- [Records for this task]:

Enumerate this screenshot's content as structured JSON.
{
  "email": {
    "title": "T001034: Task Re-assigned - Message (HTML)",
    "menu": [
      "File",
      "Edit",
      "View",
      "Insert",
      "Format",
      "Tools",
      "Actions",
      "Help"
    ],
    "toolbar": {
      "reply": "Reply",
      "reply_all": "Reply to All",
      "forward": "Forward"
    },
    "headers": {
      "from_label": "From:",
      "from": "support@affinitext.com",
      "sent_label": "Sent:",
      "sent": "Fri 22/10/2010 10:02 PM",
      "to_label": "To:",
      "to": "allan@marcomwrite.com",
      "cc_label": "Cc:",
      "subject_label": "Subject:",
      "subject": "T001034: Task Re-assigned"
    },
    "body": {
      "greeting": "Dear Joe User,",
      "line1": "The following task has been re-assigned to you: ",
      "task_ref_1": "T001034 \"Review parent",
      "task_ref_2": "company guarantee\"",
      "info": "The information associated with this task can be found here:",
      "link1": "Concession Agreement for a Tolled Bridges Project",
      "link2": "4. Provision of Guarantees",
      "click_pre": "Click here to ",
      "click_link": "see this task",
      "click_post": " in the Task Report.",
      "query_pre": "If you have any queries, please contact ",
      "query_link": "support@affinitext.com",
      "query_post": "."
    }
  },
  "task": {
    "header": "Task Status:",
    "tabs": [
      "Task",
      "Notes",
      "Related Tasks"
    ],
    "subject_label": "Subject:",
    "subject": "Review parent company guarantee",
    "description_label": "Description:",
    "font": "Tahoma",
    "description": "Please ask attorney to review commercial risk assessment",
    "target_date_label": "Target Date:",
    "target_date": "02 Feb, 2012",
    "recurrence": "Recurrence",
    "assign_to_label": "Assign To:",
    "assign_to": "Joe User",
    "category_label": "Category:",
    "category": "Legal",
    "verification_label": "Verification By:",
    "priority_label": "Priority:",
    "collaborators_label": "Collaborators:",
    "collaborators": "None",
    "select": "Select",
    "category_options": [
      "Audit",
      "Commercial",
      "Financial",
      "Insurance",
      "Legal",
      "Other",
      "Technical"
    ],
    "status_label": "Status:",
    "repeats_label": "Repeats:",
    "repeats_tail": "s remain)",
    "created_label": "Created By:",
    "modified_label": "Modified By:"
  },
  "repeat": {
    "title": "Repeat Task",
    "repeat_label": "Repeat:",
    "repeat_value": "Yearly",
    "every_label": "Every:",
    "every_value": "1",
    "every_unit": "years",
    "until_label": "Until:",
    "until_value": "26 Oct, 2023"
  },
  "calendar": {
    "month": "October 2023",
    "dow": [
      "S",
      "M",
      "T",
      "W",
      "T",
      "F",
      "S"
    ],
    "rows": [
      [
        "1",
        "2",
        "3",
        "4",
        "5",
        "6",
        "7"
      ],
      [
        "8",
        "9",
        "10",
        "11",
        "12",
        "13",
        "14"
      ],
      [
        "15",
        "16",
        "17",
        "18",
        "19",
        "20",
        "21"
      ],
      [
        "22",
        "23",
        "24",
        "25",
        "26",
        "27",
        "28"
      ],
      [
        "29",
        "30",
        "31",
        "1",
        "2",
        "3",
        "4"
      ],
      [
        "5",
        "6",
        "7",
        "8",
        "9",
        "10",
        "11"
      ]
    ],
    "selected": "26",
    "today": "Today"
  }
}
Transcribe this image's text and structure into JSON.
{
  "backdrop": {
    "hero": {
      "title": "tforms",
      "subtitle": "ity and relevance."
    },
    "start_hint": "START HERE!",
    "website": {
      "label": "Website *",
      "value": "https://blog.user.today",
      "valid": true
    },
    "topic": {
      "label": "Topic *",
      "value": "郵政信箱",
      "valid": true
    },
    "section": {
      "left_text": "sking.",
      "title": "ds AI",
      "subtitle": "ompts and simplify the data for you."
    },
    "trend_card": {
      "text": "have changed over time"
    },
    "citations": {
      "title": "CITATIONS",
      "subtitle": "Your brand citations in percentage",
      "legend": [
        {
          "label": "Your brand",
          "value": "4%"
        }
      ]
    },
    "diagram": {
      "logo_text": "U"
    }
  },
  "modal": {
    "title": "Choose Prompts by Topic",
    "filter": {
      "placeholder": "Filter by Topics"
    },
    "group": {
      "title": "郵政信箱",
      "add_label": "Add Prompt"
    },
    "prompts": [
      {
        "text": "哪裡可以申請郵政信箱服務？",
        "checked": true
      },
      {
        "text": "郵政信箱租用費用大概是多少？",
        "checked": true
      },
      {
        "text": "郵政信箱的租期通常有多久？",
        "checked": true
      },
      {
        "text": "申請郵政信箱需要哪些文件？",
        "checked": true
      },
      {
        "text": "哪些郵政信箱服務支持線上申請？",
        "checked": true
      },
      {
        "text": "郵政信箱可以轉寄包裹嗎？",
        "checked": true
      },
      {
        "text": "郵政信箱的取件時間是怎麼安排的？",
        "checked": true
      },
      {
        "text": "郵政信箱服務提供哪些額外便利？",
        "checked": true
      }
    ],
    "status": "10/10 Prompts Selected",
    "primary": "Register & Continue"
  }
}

- [Stated task]:
Give back each line above precisely as it stands.

- [Result for this exercise]:
Enumerate this screenshot's content as structured JSON.
{
  "email": {
    "title": "T001034: Task Re-assigned - Message (HTML)",
    "menu": [
      "File",
      "Edit",
      "View",
      "Insert",
      "Format",
      "Tools",
      "Actions",
      "Help"
    ],
    "toolbar": {
      "reply": "Reply",
      "reply_all": "Reply to All",
      "forward": "Forward"
    },
    "headers": {
      "from_label": "From:",
      "from": "support@affinitext.com",
      "sent_label": "Sent:",
      "sent": "Fri 22/10/2010 10:02 PM",
      "to_label": "To:",
      "to": "allan@marcomwrite.com",
      "cc_label": "Cc:",
      "subject_label": "Subject:",
      "subject": "T001034: Task Re-assigned"
    },
    "body": {
      "greeting": "Dear Joe User,",
      "line1": "The following task has been re-assigned to you: ",
      "task_ref_1": "T001034 \"Review parent",
      "task_ref_2": "company guarantee\"",
      "info": "The information associated with this task can be found here:",
      "link1": "Concession Agreement for a Tolled Bridges Project",
      "link2": "4. Provision of Guarantees",
      "click_pre": "Click here to ",
      "click_link": "see this task",
      "click_post": " in the Task Report.",
      "query_pre": "If you have any queries, please contact ",
      "query_link": "support@affinitext.com",
      "query_post": "."
    }
  },
  "task": {
    "header": "Task Status:",
    "tabs": [
      "Task",
      "Notes",
      "Related Tasks"
    ],
    "subject_label": "Subject:",
    "subject": "Review parent company guarantee",
    "description_label": "Description:",
    "font": "Tahoma",
    "description": "Please ask attorney to review commercial risk assessment",
    "target_date_label": "Target Date:",
    "target_date": "02 Feb, 2012",
    "recurrence": "Recurrence",
    "assign_to_label": "Assign To:",
    "assign_to": "Joe User",
    "category_label": "Category:",
    "category": "Legal",
    "verification_label": "Verification By:",
    "priority_label": "Priority:",
    "collaborators_label": "Collaborators:",
    "collaborators": "None",
    "select": "Select",
    "category_options": [
      "Audit",
      "Commercial",
      "Financial",
      "Insurance",
      "Legal",
      "Other",
      "Technical"
    ],
    "status_label": "Status:",
    "repeats_label": "Repeats:",
    "repeats_tail": "s remain)",
    "created_label": "Created By:",
    "modified_label": "Modified By:"
  },
  "repeat": {
    "title": "Repeat Task",
    "repeat_label": "Repeat:",
    "repeat_value": "Yearly",
    "every_label": "Every:",
    "every_value": "1",
    "every_unit": "years",
    "until_label": "Until:",
    "until_value": "26 Oct, 2023"
  },
  "calendar": {
    "month": "October 2023",
    "dow": [
      "S",
      "M",
      "T",
      "W",
      "T",
      "F",
      "S"
    ],
    "rows": [
      [
        "1",
        "2",
        "3",
        "4",
        "5",
        "6",
        "7"
      ],
      [
        "8",
        "9",
        "10",
        "11",
        "12",
        "13",
        "14"
      ],
      [
        "15",
        "16",
        "17",
        "18",
        "19",
        "20",
        "21"
      ],
      [
        "22",
        "23",
        "24",
        "25",
        "26",
        "27",
        "28"
      ],
      [
        "29",
        "30",
        "31",
        "1",
        "2",
        "3",
        "4"
      ],
      [
        "5",
        "6",
        "7",
        "8",
        "9",
        "10",
        "11"
      ]
    ],
    "selected": "26",
    "today": "Today"
  }
}
Transcribe this image's text and structure into JSON.
{
  "backdrop": {
    "hero": {
      "title": "tforms",
      "subtitle": "ity and relevance."
    },
    "start_hint": "START HERE!",
    "website": {
      "label": "Website *",
      "value": "https://blog.user.today",
      "valid": true
    },
    "topic": {
      "label": "Topic *",
      "value": "郵政信箱",
      "valid": true
    },
    "section": {
      "left_text": "sking.",
      "title": "ds AI",
      "subtitle": "ompts and simplify the data for you."
    },
    "trend_card": {
      "text": "have changed over time"
    },
    "citations": {
      "title": "CITATIONS",
      "subtitle": "Your brand citations in percentage",
      "legend": [
        {
          "label": "Your brand",
          "value": "4%"
        }
      ]
    },
    "diagram": {
      "logo_text": "U"
    }
  },
  "modal": {
    "title": "Choose Prompts by Topic",
    "filter": {
      "placeholder": "Filter by Topics"
    },
    "group": {
      "title": "郵政信箱",
      "add_label": "Add Prompt"
    },
    "prompts": [
      {
        "text": "哪裡可以申請郵政信箱服務？",
        "checked": true
      },
      {
        "text": "郵政信箱租用費用大概是多少？",
        "checked": true
      },
      {
        "text": "郵政信箱的租期通常有多久？",
        "checked": true
      },
      {
        "text": "申請郵政信箱需要哪些文件？",
        "checked": true
      },
      {
        "text": "哪些郵政信箱服務支持線上申請？",
        "checked": true
      },
      {
        "text": "郵政信箱可以轉寄包裹嗎？",
        "checked": true
      },
      {
        "text": "郵政信箱的取件時間是怎麼安排的？",
        "checked": true
      },
      {
        "text": "郵政信箱服務提供哪些額外便利？",
        "checked": true
      }
    ],
    "status": "10/10 Prompts Selected",
    "primary": "Register & Continue"
  }
}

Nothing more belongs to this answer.